Direction – Put every line of the items below into a Markdown table with the columns Row and Line, numbering the rows in order and leaving out any blank lines.

>> BEGIN Records for this exercise

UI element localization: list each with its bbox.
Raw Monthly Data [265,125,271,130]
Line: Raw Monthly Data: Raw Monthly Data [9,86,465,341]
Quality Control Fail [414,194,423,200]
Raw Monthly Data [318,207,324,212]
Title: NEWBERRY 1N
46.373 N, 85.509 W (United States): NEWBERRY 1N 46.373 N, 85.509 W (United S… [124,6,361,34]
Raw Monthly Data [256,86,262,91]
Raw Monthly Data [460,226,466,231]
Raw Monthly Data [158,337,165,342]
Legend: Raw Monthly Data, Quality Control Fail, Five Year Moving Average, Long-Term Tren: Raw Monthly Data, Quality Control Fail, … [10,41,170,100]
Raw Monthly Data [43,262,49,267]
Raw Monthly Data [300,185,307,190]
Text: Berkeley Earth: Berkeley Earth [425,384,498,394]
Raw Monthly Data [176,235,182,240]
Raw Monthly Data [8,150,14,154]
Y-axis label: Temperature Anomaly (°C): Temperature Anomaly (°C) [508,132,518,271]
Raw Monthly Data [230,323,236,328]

>> END Records for this exercise

Output below –
| Row | Line |
|---|---|
| 1 | UI element localization: list each with its bbox. |
| 2 | Raw Monthly Data [265,125,271,130] |
| 3 | Line: Raw Monthly Data: Raw Monthly Data [9,86,465,341] |
| 4 | Quality Control Fail [414,194,423,200] |
| 5 | Raw Monthly Data [318,207,324,212] |
| 6 | Title: NEWBERRY 1N |
| 7 | 46.373 N, 85.509 W (United States): NEWBERRY 1N 46.373 N, 85.509 W (United S… [124,6,361,34] |
| 8 | Raw Monthly Data [256,86,262,91] |
| 9 | Raw Monthly Data [460,226,466,231] |
| 10 | Raw Monthly Data [158,337,165,342] |
| 11 | Legend: Raw Monthly Data, Quality Control Fail, Five Year Moving Average, Long-Term Tren: Raw Monthly Data, Quality Control Fail, … [10,41,170,100] |
| 12 | Raw Monthly Data [43,262,49,267] |
| 13 | Raw Monthly Data [300,185,307,190] |
| 14 | Text: Berkeley Earth: Berkeley Earth [425,384,498,394] |
| 15 | Raw Monthly Data [176,235,182,240] |
| 16 | Raw Monthly Data [8,150,14,154] |
| 17 | Y-axis label: Temperature Anomaly (°C): Temperature Anomaly (°C) [508,132,518,271] |
| 18 | Raw Monthly Data [230,323,236,328] |